Records provided:
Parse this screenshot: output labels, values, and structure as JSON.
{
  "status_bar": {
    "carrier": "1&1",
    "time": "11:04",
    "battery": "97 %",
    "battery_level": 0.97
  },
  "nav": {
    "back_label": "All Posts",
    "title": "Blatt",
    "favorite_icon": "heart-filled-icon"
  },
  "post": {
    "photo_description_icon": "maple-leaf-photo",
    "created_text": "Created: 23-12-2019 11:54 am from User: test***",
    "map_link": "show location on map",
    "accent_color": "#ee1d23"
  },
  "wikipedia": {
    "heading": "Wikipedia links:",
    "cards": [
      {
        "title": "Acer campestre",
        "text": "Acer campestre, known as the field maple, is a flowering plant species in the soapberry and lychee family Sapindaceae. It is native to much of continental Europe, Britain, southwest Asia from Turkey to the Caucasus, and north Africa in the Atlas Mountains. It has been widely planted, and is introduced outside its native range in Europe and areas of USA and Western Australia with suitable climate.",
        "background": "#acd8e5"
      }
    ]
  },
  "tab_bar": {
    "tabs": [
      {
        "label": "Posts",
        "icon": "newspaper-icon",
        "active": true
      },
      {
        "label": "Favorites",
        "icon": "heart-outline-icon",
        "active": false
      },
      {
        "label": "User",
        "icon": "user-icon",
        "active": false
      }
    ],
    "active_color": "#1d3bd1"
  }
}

Prompt: Extract the full listing and reproduce each line exactly.

Full solution:
Parse this screenshot: output labels, values, and structure as JSON.
{
  "status_bar": {
    "carrier": "1&1",
    "time": "11:04",
    "battery": "97 %",
    "battery_level": 0.97
  },
  "nav": {
    "back_label": "All Posts",
    "title": "Blatt",
    "favorite_icon": "heart-filled-icon"
  },
  "post": {
    "photo_description_icon": "maple-leaf-photo",
    "created_text": "Created: 23-12-2019 11:54 am from User: test***",
    "map_link": "show location on map",
    "accent_color": "#ee1d23"
  },
  "wikipedia": {
    "heading": "Wikipedia links:",
    "cards": [
      {
        "title": "Acer campestre",
        "text": "Acer campestre, known as the field maple, is a flowering plant species in the soapberry and lychee family Sapindaceae. It is native to much of continental Europe, Britain, southwest Asia from Turkey to the Caucasus, and north Africa in the Atlas Mountains. It has been widely planted, and is introduced outside its native range in Europe and areas of USA and Western Australia with suitable climate.",
        "background": "#acd8e5"
      }
    ]
  },
  "tab_bar": {
    "tabs": [
      {
        "label": "Posts",
        "icon": "newspaper-icon",
        "active": true
      },
      {
        "label": "Favorites",
        "icon": "heart-outline-icon",
        "active": false
      },
      {
        "label": "User",
        "icon": "user-icon",
        "active": false
      }
    ],
    "active_color": "#1d3bd1"
  }
}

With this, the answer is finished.